>> start Supplied records
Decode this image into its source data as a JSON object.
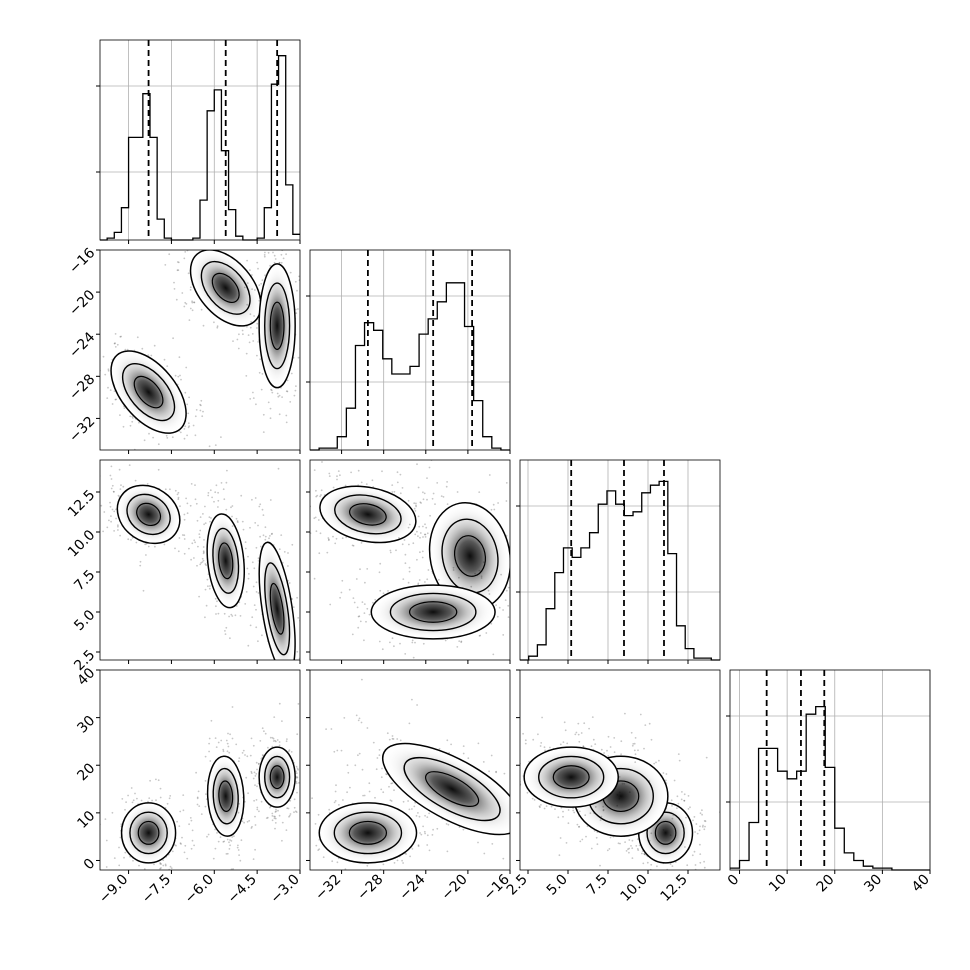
{
  "chart_data": {
    "type": "corner",
    "variables": [
      {
        "range": [
          -10,
          -3
        ],
        "ticks": [
          -9.0,
          -7.5,
          -6.0,
          -4.5,
          -3.0
        ],
        "tick_labels": [
          "−9.0",
          "−7.5",
          "−6.0",
          "−4.5",
          "−3.0"
        ],
        "quantiles": [
          -8.3,
          -5.6,
          -3.8
        ]
      },
      {
        "range": [
          -35,
          -16
        ],
        "ticks": [
          -32,
          -28,
          -24,
          -20,
          -16
        ],
        "tick_labels": [
          "−32",
          "−28",
          "−24",
          "−20",
          "−16"
        ],
        "quantiles": [
          -29.5,
          -23.3,
          -19.6
        ]
      },
      {
        "range": [
          2,
          14.5
        ],
        "ticks": [
          2.5,
          5.0,
          7.5,
          10.0,
          12.5
        ],
        "tick_labels": [
          "2.5",
          "5.0",
          "7.5",
          "10.0",
          "12.5"
        ],
        "quantiles": [
          5.2,
          8.5,
          11.0
        ]
      },
      {
        "range": [
          -2,
          40
        ],
        "ticks": [
          0,
          10,
          20,
          30,
          40
        ],
        "tick_labels": [
          "0",
          "10",
          "20",
          "30",
          "40"
        ],
        "quantiles": [
          5.7,
          12.9,
          17.8
        ]
      }
    ],
    "histograms": [
      {
        "var": 0,
        "edges_range": [
          -10,
          -3
        ],
        "counts": [
          0,
          0.01,
          0.04,
          0.17,
          0.54,
          0.54,
          0.77,
          0.54,
          0.11,
          0.01,
          0,
          0,
          0,
          0.01,
          0.21,
          0.68,
          0.79,
          0.47,
          0.16,
          0.02,
          0,
          0,
          0.01,
          0.17,
          0.82,
          0.97,
          0.29,
          0.03
        ],
        "max": 1.0
      },
      {
        "var": 1,
        "edges_range": [
          -35,
          -16
        ],
        "counts": [
          0,
          0.01,
          0.01,
          0.07,
          0.22,
          0.55,
          0.67,
          0.63,
          0.48,
          0.4,
          0.4,
          0.44,
          0.61,
          0.69,
          0.78,
          0.88,
          0.88,
          0.65,
          0.26,
          0.07,
          0.01,
          0
        ],
        "max": 1.0
      },
      {
        "var": 2,
        "edges_range": [
          2,
          14.5
        ],
        "counts": [
          0,
          0.02,
          0.08,
          0.27,
          0.46,
          0.59,
          0.54,
          0.59,
          0.67,
          0.82,
          0.89,
          0.82,
          0.76,
          0.78,
          0.88,
          0.92,
          0.94,
          0.56,
          0.18,
          0.06,
          0.01,
          0.01,
          0
        ],
        "max": 1.0
      },
      {
        "var": 3,
        "edges_range": [
          -2,
          40
        ],
        "counts": [
          0.01,
          0.05,
          0.25,
          0.64,
          0.64,
          0.52,
          0.48,
          0.52,
          0.82,
          0.86,
          0.54,
          0.22,
          0.09,
          0.05,
          0.02,
          0.01,
          0.01,
          0,
          0,
          0,
          0
        ],
        "max": 1.0
      }
    ],
    "hist_yticks": [
      0.34,
      0.77
    ],
    "clusters_2d": [
      {
        "row": 1,
        "col": 0,
        "blobs": [
          {
            "mx": -8.3,
            "my": -29.5,
            "sx": 0.45,
            "sy": 2.2,
            "rot": 0.7
          },
          {
            "mx": -5.6,
            "my": -19.6,
            "sx": 0.45,
            "sy": 2.0,
            "rot": 0.7
          },
          {
            "mx": -3.8,
            "my": -23.2,
            "sx": 0.3,
            "sy": 2.8,
            "rot": 0.0
          }
        ]
      },
      {
        "row": 2,
        "col": 0,
        "blobs": [
          {
            "mx": -8.3,
            "my": 11.1,
            "sx": 0.55,
            "sy": 0.8,
            "rot": -0.6
          },
          {
            "mx": -5.6,
            "my": 8.2,
            "sx": 0.3,
            "sy": 1.4,
            "rot": 0.1
          },
          {
            "mx": -3.8,
            "my": 5.2,
            "sx": 0.25,
            "sy": 2.0,
            "rot": 0.15
          }
        ]
      },
      {
        "row": 2,
        "col": 1,
        "blobs": [
          {
            "mx": -29.5,
            "my": 11.1,
            "sx": 2.2,
            "sy": 0.8,
            "rot": -0.2
          },
          {
            "mx": -19.8,
            "my": 8.5,
            "sx": 1.8,
            "sy": 1.6,
            "rot": 0.2
          },
          {
            "mx": -23.3,
            "my": 5.0,
            "sx": 2.8,
            "sy": 0.8,
            "rot": 0.0
          }
        ]
      },
      {
        "row": 3,
        "col": 0,
        "blobs": [
          {
            "mx": -8.3,
            "my": 5.8,
            "sx": 0.45,
            "sy": 3.0,
            "rot": 0.0
          },
          {
            "mx": -5.6,
            "my": 13.5,
            "sx": 0.3,
            "sy": 4.0,
            "rot": 0.05
          },
          {
            "mx": -3.8,
            "my": 17.5,
            "sx": 0.3,
            "sy": 3.0,
            "rot": 0.0
          }
        ]
      },
      {
        "row": 3,
        "col": 1,
        "blobs": [
          {
            "mx": -29.5,
            "my": 5.8,
            "sx": 2.2,
            "sy": 3.0,
            "rot": 0.0
          },
          {
            "mx": -21.5,
            "my": 15.0,
            "sx": 3.5,
            "sy": 3.0,
            "rot": -0.5
          }
        ]
      },
      {
        "row": 3,
        "col": 2,
        "blobs": [
          {
            "mx": 11.1,
            "my": 5.8,
            "sx": 0.8,
            "sy": 3.0,
            "rot": 0.0
          },
          {
            "mx": 8.3,
            "my": 13.5,
            "sx": 1.4,
            "sy": 4.0,
            "rot": 0.0
          },
          {
            "mx": 5.2,
            "my": 17.5,
            "sx": 1.4,
            "sy": 3.0,
            "rot": 0.0
          }
        ]
      }
    ],
    "grid": true,
    "title": "",
    "xlabel": "",
    "ylabel": ""
  }
}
>> end Supplied records
**Short exercise:**
Copy the material above exactly and drop the pictures.

**Answer for this exercise:**
Decode this image into its source data as a JSON object.
{
  "chart_data": {
    "type": "corner",
    "variables": [
      {
        "range": [
          -10,
          -3
        ],
        "ticks": [
          -9.0,
          -7.5,
          -6.0,
          -4.5,
          -3.0
        ],
        "tick_labels": [
          "−9.0",
          "−7.5",
          "−6.0",
          "−4.5",
          "−3.0"
        ],
        "quantiles": [
          -8.3,
          -5.6,
          -3.8
        ]
      },
      {
        "range": [
          -35,
          -16
        ],
        "ticks": [
          -32,
          -28,
          -24,
          -20,
          -16
        ],
        "tick_labels": [
          "−32",
          "−28",
          "−24",
          "−20",
          "−16"
        ],
        "quantiles": [
          -29.5,
          -23.3,
          -19.6
        ]
      },
      {
        "range": [
          2,
          14.5
        ],
        "ticks": [
          2.5,
          5.0,
          7.5,
          10.0,
          12.5
        ],
        "tick_labels": [
          "2.5",
          "5.0",
          "7.5",
          "10.0",
          "12.5"
        ],
        "quantiles": [
          5.2,
          8.5,
          11.0
        ]
      },
      {
        "range": [
          -2,
          40
        ],
        "ticks": [
          0,
          10,
          20,
          30,
          40
        ],
        "tick_labels": [
          "0",
          "10",
          "20",
          "30",
          "40"
        ],
        "quantiles": [
          5.7,
          12.9,
          17.8
        ]
      }
    ],
    "histograms": [
      {
        "var": 0,
        "edges_range": [
          -10,
          -3
        ],
        "counts": [
          0,
          0.01,
          0.04,
          0.17,
          0.54,
          0.54,
          0.77,
          0.54,
          0.11,
          0.01,
          0,
          0,
          0,
          0.01,
          0.21,
          0.68,
          0.79,
          0.47,
          0.16,
          0.02,
          0,
          0,
          0.01,
          0.17,
          0.82,
          0.97,
          0.29,
          0.03
        ],
        "max": 1.0
      },
      {
        "var": 1,
        "edges_range": [
          -35,
          -16
        ],
        "counts": [
          0,
          0.01,
          0.01,
          0.07,
          0.22,
          0.55,
          0.67,
          0.63,
          0.48,
          0.4,
          0.4,
          0.44,
          0.61,
          0.69,
          0.78,
          0.88,
          0.88,
          0.65,
          0.26,
          0.07,
          0.01,
          0
        ],
        "max": 1.0
      },
      {
        "var": 2,
        "edges_range": [
          2,
          14.5
        ],
        "counts": [
          0,
          0.02,
          0.08,
          0.27,
          0.46,
          0.59,
          0.54,
          0.59,
          0.67,
          0.82,
          0.89,
          0.82,
          0.76,
          0.78,
          0.88,
          0.92,
          0.94,
          0.56,
          0.18,
          0.06,
          0.01,
          0.01,
          0
        ],
        "max": 1.0
      },
      {
        "var": 3,
        "edges_range": [
          -2,
          40
        ],
        "counts": [
          0.01,
          0.05,
          0.25,
          0.64,
          0.64,
          0.52,
          0.48,
          0.52,
          0.82,
          0.86,
          0.54,
          0.22,
          0.09,
          0.05,
          0.02,
          0.01,
          0.01,
          0,
          0,
          0,
          0
        ],
        "max": 1.0
      }
    ],
    "hist_yticks": [
      0.34,
      0.77
    ],
    "clusters_2d": [
      {
        "row": 1,
        "col": 0,
        "blobs": [
          {
            "mx": -8.3,
            "my": -29.5,
            "sx": 0.45,
            "sy": 2.2,
            "rot": 0.7
          },
          {
            "mx": -5.6,
            "my": -19.6,
            "sx": 0.45,
            "sy": 2.0,
            "rot": 0.7
          },
          {
            "mx": -3.8,
            "my": -23.2,
            "sx": 0.3,
            "sy": 2.8,
            "rot": 0.0
          }
        ]
      },
      {
        "row": 2,
        "col": 0,
        "blobs": [
          {
            "mx": -8.3,
            "my": 11.1,
            "sx": 0.55,
            "sy": 0.8,
            "rot": -0.6
          },
          {
            "mx": -5.6,
            "my": 8.2,
            "sx": 0.3,
            "sy": 1.4,
            "rot": 0.1
          },
          {
            "mx": -3.8,
            "my": 5.2,
            "sx": 0.25,
            "sy": 2.0,
            "rot": 0.15
          }
        ]
      },
      {
        "row": 2,
        "col": 1,
        "blobs": [
          {
            "mx": -29.5,
            "my": 11.1,
            "sx": 2.2,
            "sy": 0.8,
            "rot": -0.2
          },
          {
            "mx": -19.8,
            "my": 8.5,
            "sx": 1.8,
            "sy": 1.6,
            "rot": 0.2
          },
          {
            "mx": -23.3,
            "my": 5.0,
            "sx": 2.8,
            "sy": 0.8,
            "rot": 0.0
          }
        ]
      },
      {
        "row": 3,
        "col": 0,
        "blobs": [
          {
            "mx": -8.3,
            "my": 5.8,
            "sx": 0.45,
            "sy": 3.0,
            "rot": 0.0
          },
          {
            "mx": -5.6,
            "my": 13.5,
            "sx": 0.3,
            "sy": 4.0,
            "rot": 0.05
          },
          {
            "mx": -3.8,
            "my": 17.5,
            "sx": 0.3,
            "sy": 3.0,
            "rot": 0.0
          }
        ]
      },
      {
        "row": 3,
        "col": 1,
        "blobs": [
          {
            "mx": -29.5,
            "my": 5.8,
            "sx": 2.2,
            "sy": 3.0,
            "rot": 0.0
          },
          {
            "mx": -21.5,
            "my": 15.0,
            "sx": 3.5,
            "sy": 3.0,
            "rot": -0.5
          }
        ]
      },
      {
        "row": 3,
        "col": 2,
        "blobs": [
          {
            "mx": 11.1,
            "my": 5.8,
            "sx": 0.8,
            "sy": 3.0,
            "rot": 0.0
          },
          {
            "mx": 8.3,
            "my": 13.5,
            "sx": 1.4,
            "sy": 4.0,
            "rot": 0.0
          },
          {
            "mx": 5.2,
            "my": 17.5,
            "sx": 1.4,
            "sy": 3.0,
            "rot": 0.0
          }
        ]
      }
    ],
    "grid": true,
    "title": "",
    "xlabel": "",
    "ylabel": ""
  }
}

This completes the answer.